* **WHAT YOU HAVE TO DO**: List every line below containing "Trescotte".

================================

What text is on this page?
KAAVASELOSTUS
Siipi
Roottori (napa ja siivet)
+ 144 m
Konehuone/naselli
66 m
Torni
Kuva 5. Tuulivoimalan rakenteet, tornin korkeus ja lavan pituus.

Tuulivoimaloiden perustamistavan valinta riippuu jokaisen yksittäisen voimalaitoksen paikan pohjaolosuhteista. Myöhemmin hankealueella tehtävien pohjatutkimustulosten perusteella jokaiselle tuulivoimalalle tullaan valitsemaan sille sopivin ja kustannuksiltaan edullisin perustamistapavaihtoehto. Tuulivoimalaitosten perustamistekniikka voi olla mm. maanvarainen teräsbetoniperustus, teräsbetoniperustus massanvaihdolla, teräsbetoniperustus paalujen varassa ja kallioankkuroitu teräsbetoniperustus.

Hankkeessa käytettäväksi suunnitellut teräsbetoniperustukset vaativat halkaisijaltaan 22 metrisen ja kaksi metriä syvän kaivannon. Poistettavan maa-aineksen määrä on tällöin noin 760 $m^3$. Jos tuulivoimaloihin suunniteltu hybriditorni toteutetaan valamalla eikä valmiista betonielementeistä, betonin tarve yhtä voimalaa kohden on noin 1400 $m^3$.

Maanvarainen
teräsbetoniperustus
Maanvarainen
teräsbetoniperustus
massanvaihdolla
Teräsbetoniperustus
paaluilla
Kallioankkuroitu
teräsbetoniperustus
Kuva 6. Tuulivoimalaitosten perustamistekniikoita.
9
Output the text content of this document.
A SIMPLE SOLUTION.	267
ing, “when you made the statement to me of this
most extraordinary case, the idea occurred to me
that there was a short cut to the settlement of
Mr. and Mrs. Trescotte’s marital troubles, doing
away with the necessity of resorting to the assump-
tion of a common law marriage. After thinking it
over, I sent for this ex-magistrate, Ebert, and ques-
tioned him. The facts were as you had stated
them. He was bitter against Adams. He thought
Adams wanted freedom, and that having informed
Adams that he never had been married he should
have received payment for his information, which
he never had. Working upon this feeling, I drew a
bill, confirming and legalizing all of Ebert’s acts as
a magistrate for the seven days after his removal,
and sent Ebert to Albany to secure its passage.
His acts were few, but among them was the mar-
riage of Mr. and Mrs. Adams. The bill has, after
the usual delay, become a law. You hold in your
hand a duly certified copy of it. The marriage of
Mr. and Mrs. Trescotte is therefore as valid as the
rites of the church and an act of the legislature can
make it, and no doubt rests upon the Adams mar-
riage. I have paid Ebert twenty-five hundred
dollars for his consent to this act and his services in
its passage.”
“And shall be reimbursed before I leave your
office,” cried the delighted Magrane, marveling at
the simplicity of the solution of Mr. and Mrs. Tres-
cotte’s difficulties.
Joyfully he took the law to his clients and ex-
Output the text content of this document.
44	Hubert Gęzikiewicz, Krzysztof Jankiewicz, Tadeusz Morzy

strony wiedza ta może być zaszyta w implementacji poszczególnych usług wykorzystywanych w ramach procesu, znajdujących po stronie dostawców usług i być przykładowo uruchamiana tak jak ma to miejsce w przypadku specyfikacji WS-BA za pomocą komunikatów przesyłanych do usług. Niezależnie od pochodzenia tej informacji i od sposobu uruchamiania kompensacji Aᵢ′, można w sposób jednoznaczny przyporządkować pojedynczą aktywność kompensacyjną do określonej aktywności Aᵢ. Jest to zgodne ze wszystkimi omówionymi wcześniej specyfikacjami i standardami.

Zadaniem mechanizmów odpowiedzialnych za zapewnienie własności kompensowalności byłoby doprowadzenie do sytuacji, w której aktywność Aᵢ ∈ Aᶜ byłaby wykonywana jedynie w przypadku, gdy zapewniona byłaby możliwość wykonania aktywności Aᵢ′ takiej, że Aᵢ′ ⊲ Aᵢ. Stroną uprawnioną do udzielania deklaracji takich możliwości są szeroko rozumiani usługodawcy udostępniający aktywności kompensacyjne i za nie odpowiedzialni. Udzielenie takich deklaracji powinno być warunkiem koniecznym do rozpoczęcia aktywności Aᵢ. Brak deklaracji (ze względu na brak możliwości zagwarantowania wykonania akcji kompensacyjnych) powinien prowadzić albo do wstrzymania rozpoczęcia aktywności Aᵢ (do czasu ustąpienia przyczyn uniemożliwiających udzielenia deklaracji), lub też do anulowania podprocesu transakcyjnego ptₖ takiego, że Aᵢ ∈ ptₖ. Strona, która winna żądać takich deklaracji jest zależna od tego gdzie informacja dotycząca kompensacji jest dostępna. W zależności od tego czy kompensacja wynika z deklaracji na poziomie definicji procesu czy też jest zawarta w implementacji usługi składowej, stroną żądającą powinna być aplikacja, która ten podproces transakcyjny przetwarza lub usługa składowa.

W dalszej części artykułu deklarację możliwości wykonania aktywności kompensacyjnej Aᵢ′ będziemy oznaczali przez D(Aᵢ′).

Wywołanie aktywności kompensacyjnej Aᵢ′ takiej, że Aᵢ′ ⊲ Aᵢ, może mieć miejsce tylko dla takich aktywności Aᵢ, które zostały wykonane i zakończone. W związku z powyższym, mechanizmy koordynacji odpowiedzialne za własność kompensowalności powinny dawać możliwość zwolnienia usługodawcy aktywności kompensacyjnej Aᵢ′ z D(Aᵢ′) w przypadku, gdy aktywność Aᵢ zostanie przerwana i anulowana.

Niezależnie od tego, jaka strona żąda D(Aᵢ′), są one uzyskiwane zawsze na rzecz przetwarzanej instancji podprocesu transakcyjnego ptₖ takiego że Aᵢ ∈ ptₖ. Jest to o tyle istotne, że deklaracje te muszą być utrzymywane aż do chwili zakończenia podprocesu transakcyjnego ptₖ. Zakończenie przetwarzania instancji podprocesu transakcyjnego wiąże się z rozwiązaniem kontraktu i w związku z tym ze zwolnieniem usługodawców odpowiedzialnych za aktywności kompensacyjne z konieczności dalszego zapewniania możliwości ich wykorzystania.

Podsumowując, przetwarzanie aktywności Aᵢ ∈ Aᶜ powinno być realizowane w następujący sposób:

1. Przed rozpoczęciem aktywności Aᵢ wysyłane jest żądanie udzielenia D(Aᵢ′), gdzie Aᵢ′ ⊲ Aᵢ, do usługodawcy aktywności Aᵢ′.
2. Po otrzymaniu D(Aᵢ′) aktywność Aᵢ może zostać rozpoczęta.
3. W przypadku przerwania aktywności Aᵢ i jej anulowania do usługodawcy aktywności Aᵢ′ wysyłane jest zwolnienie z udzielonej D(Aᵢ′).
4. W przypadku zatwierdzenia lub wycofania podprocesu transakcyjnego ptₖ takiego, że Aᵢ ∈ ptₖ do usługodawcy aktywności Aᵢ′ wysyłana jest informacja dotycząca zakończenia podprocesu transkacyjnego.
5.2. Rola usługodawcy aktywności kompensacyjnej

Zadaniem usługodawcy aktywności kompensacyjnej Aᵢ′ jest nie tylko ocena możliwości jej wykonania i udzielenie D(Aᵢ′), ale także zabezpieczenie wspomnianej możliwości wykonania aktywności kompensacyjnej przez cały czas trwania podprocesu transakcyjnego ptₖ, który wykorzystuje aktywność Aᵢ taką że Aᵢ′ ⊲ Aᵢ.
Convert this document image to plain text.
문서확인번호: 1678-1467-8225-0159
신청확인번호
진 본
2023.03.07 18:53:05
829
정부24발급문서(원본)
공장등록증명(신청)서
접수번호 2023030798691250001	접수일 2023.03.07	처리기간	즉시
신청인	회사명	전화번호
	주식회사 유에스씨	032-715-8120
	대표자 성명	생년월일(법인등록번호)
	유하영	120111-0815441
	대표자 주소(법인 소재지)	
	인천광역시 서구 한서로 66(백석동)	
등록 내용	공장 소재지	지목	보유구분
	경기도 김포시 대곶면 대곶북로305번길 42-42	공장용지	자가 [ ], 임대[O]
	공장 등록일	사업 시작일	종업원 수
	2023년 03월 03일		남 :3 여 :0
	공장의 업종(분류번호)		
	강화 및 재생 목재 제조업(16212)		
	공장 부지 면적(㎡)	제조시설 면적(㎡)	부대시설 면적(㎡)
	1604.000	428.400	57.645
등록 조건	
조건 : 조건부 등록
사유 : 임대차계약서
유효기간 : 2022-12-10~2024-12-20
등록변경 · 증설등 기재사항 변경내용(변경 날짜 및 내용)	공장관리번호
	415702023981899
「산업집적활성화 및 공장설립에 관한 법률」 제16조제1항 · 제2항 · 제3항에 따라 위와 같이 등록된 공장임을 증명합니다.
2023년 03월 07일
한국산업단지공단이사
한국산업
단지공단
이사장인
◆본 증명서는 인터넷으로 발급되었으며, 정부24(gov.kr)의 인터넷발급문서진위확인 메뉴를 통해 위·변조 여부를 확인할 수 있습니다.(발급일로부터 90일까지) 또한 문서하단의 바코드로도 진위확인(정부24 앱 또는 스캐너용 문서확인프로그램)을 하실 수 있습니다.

================================

* **SOLUTION TO THIS EXERCISE**:
Mr. and Mrs. Trescotte’s marital troubles, doing
Mr. and Mrs. Trescotte is therefore as valid as the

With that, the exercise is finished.